▸ **Provided text**
Schemas in Personalize are immutable. Therefore, if you want to add/change/remove a field in an existing schema, you must create a new schema with the desired schema defined using the Apache Avro format.

You can create a schema in the AWS console when you create a dataset or by using the CreateSchema API. Here is an example of creating a schema for an interactions dataset in Python.

import boto3
import json

personalize = boto3.client('personalize')

interactions_schema = {
    "type": "record",
    "name": "Interactions",
    "namespace": "com.amazonaws.personalize.schema",
    "fields": [
        {
            "name": "ITEM_ID",
            "type": "string"
        },
        {
            "name": "USER_ID",
            "type": "string"
        },
        {
            "name": "EVENT_TYPE",
            "type": "string"
        },
        {
            "name": "TIMESTAMP",
            "type": "long"
        }
    ],
    "version": "1.0"
}


personalize.create_schema(
        name = "your-schema-name-here",
        schema = json.dumps(interactions_schema)
)

▸ **Given information**
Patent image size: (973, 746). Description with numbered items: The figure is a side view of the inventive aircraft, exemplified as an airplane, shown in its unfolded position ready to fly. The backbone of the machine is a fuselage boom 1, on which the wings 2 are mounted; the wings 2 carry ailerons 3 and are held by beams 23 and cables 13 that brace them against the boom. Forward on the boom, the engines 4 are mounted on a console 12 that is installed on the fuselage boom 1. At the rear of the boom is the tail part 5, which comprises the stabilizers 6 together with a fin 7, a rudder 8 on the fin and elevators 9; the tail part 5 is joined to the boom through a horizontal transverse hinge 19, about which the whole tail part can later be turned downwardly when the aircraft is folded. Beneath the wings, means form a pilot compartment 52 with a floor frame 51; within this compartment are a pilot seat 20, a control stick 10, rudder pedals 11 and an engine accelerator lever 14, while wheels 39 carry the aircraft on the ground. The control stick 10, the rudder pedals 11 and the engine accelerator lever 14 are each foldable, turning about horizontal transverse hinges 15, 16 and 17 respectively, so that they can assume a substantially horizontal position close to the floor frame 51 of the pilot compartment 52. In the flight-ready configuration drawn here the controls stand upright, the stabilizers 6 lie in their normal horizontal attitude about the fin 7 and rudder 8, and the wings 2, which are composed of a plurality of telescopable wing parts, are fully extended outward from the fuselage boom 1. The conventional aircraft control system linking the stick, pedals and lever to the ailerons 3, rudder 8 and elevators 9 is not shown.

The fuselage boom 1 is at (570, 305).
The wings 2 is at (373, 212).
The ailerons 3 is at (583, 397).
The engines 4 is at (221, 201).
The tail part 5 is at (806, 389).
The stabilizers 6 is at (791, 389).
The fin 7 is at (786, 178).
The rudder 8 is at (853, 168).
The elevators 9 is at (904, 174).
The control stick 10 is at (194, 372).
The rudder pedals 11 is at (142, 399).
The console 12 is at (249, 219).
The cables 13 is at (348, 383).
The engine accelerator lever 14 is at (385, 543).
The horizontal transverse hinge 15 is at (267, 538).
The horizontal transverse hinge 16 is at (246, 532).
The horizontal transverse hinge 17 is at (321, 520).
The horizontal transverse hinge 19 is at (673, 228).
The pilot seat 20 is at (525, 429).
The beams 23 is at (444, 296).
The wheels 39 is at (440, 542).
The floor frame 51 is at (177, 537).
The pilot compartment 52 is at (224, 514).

▸ **Tasks to perform**
**A.** Quote the passage on Personalize schemas between "You can create" and "dataset in Python.", inclusive.
**B.** Write what comes next in the passage on Personalize schemas, picking up after its final line.
The entries have nothing to do with the passage on Amazon Personalize schemas.

▸ **Responses in order**
**A.**
You can create a schema in the AWS console when you create a dataset or by using the CreateSchema API. Here is an example of creating a schema for an interactions dataset in Python.

**B.**
Note that there are required fields/columns for each dataset type. For example, every schema for the interactions dataset type must have USER_ID, ITEM_ID, and TIMESTAMP fields/columns. When naming fields/columns, the convention is to use constant case (i.e. uppercase with "_" to separate words) for field names in the schema and column names in your CSVs. Personalize will automatically map camelcase field names in PutEvents/PutItems/PutUsers API calls to their corresponding constant case in the schema. For example, eventType is automatically mapped to EVENT_TYPE. See the docs on datasets and schemas for details. There are also several examples of different schemas in the aws-samples/amazon-personalize-samples GitHub repository and the Personalize blogs.